Figure content listings

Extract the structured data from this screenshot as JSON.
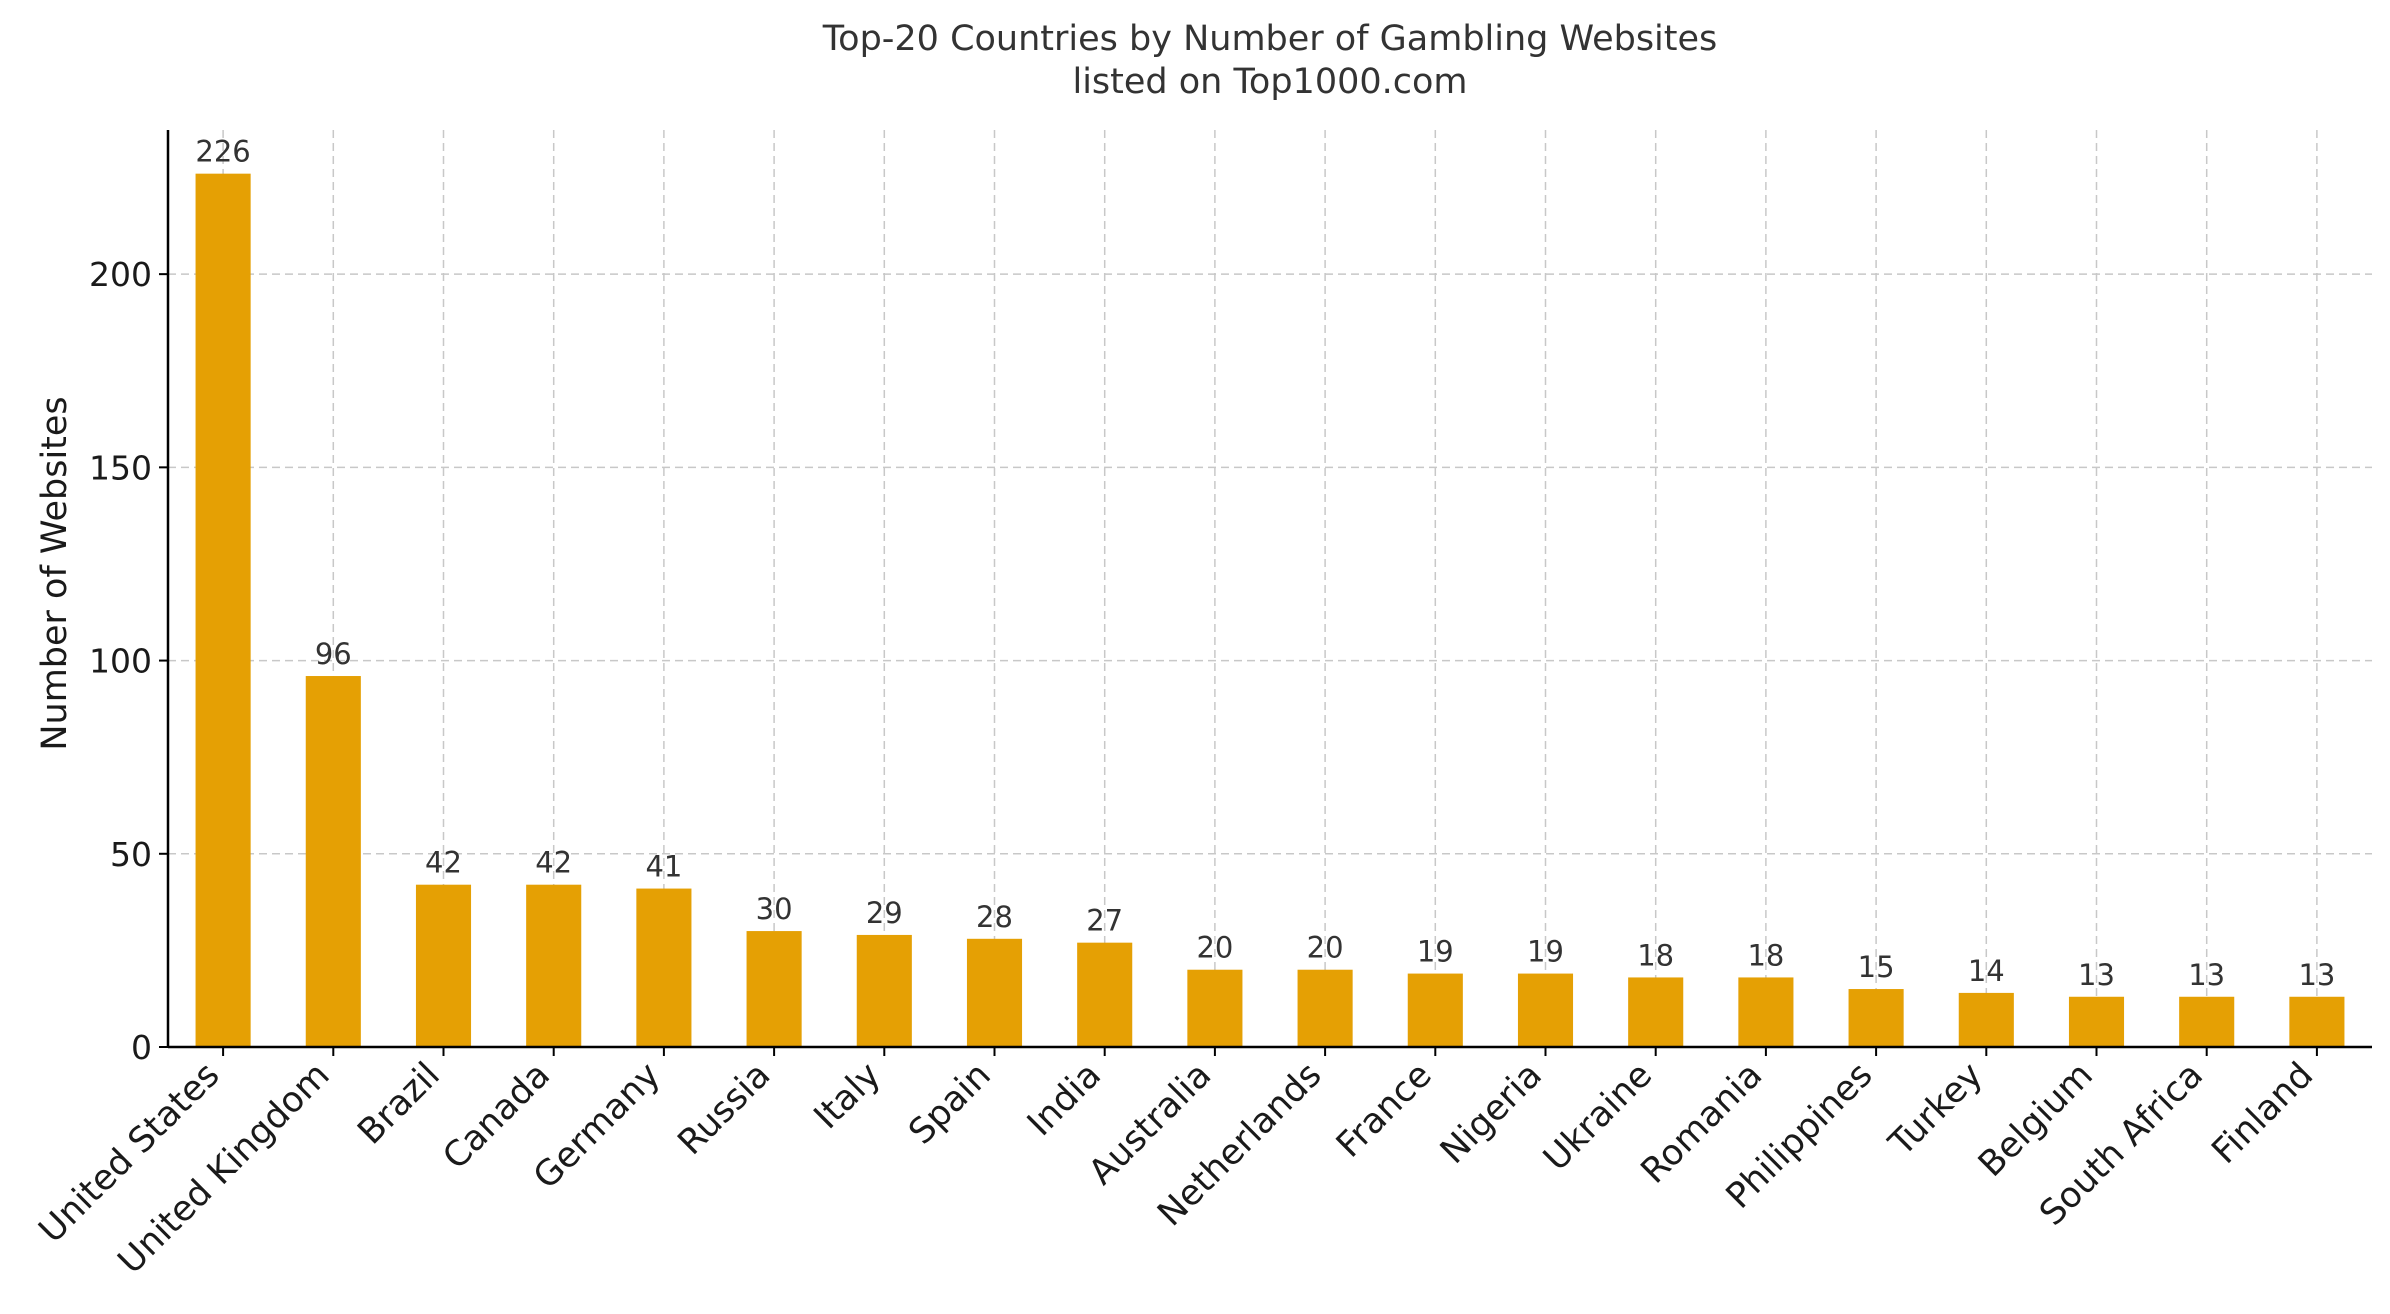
{
  "chart_data": {
    "type": "bar",
    "title": "Top-20 Countries by Number of Gambling Websites",
    "subtitle": "listed on Top1000.com",
    "xlabel": "",
    "ylabel": "Number of Websites",
    "categories": [
      "United States",
      "United Kingdom",
      "Brazil",
      "Canada",
      "Germany",
      "Russia",
      "Italy",
      "Spain",
      "India",
      "Australia",
      "Netherlands",
      "France",
      "Nigeria",
      "Ukraine",
      "Romania",
      "Philippines",
      "Turkey",
      "Belgium",
      "South Africa",
      "Finland"
    ],
    "values": [
      226,
      96,
      42,
      42,
      41,
      30,
      29,
      28,
      27,
      20,
      20,
      19,
      19,
      18,
      18,
      15,
      14,
      13,
      13,
      13
    ],
    "data_labels": [
      "226",
      "96",
      "42",
      "42",
      "41",
      "30",
      "29",
      "28",
      "27",
      "20",
      "20",
      "19",
      "19",
      "18",
      "18",
      "15",
      "14",
      "13",
      "13",
      "13"
    ],
    "yticks": [
      0,
      50,
      100,
      150,
      200
    ],
    "ytick_labels": [
      "0",
      "50",
      "100",
      "150",
      "200"
    ],
    "ylim": [
      0,
      237.3
    ],
    "grid": true,
    "bar_color": "#E5A004",
    "legend": "none"
  }
}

:: EXERCISE ::
Write out the entries above word for word. Do not include the pictures.

:: TASK ANSWER ::
Extract the structured data from this screenshot as JSON.
{
  "chart_data": {
    "type": "bar",
    "title": "Top-20 Countries by Number of Gambling Websites",
    "subtitle": "listed on Top1000.com",
    "xlabel": "",
    "ylabel": "Number of Websites",
    "categories": [
      "United States",
      "United Kingdom",
      "Brazil",
      "Canada",
      "Germany",
      "Russia",
      "Italy",
      "Spain",
      "India",
      "Australia",
      "Netherlands",
      "France",
      "Nigeria",
      "Ukraine",
      "Romania",
      "Philippines",
      "Turkey",
      "Belgium",
      "South Africa",
      "Finland"
    ],
    "values": [
      226,
      96,
      42,
      42,
      41,
      30,
      29,
      28,
      27,
      20,
      20,
      19,
      19,
      18,
      18,
      15,
      14,
      13,
      13,
      13
    ],
    "data_labels": [
      "226",
      "96",
      "42",
      "42",
      "41",
      "30",
      "29",
      "28",
      "27",
      "20",
      "20",
      "19",
      "19",
      "18",
      "18",
      "15",
      "14",
      "13",
      "13",
      "13"
    ],
    "yticks": [
      0,
      50,
      100,
      150,
      200
    ],
    "ytick_labels": [
      "0",
      "50",
      "100",
      "150",
      "200"
    ],
    "ylim": [
      0,
      237.3
    ],
    "grid": true,
    "bar_color": "#E5A004",
    "legend": "none"
  }
}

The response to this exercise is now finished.